:: Written instruction ::
Copy the entries below exactly. Images do not belong in the copy.

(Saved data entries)

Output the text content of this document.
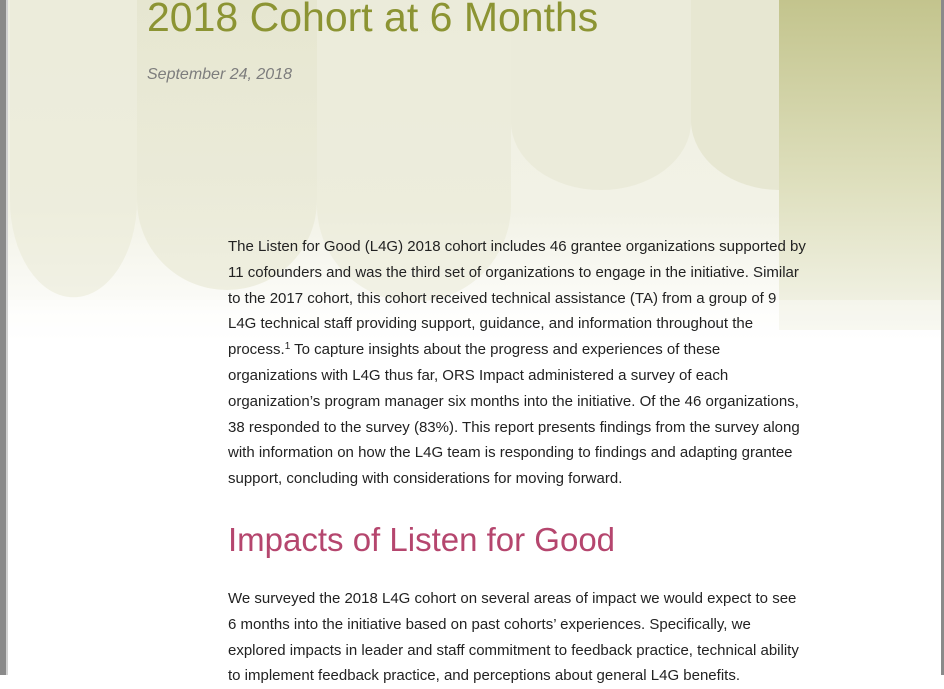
2018 Cohort at 6 Months
September 24, 2018

The Listen for Good (L4G) 2018 cohort includes 46 grantee organizations supported by 11 cofounders and was the third set of organizations to engage in the initiative. Similar to the 2017 cohort, this cohort received technical assistance (TA) from a group of 9 L4G technical staff providing support, guidance, and information throughout the process.$^1$ To capture insights about the progress and experiences of these organizations with L4G thus far, ORS Impact administered a survey of each organization’s program manager six months into the initiative. Of the 46 organizations, 38 responded to the survey (83%). This report presents findings from the survey along with information on how the L4G team is responding to findings and adapting grantee support, concluding with considerations for moving forward.

Impacts of Listen for Good

We surveyed the 2018 L4G cohort on several areas of impact we would expect to see 6 months into the initiative based on past cohorts’ experiences. Specifically, we explored impacts in leader and staff commitment to feedback practice, technical ability to implement feedback practice, and perceptions about general L4G benefits.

:: In response ::
Output the text content of this document.
2018 Cohort at 6 Months
September 24, 2018

The Listen for Good (L4G) 2018 cohort includes 46 grantee organizations supported by 11 cofounders and was the third set of organizations to engage in the initiative. Similar to the 2017 cohort, this cohort received technical assistance (TA) from a group of 9 L4G technical staff providing support, guidance, and information throughout the process.$^1$ To capture insights about the progress and experiences of these organizations with L4G thus far, ORS Impact administered a survey of each organization’s program manager six months into the initiative. Of the 46 organizations, 38 responded to the survey (83%). This report presents findings from the survey along with information on how the L4G team is responding to findings and adapting grantee support, concluding with considerations for moving forward.

Impacts of Listen for Good

We surveyed the 2018 L4G cohort on several areas of impact we would expect to see 6 months into the initiative based on past cohorts’ experiences. Specifically, we explored impacts in leader and staff commitment to feedback practice, technical ability to implement feedback practice, and perceptions about general L4G benefits.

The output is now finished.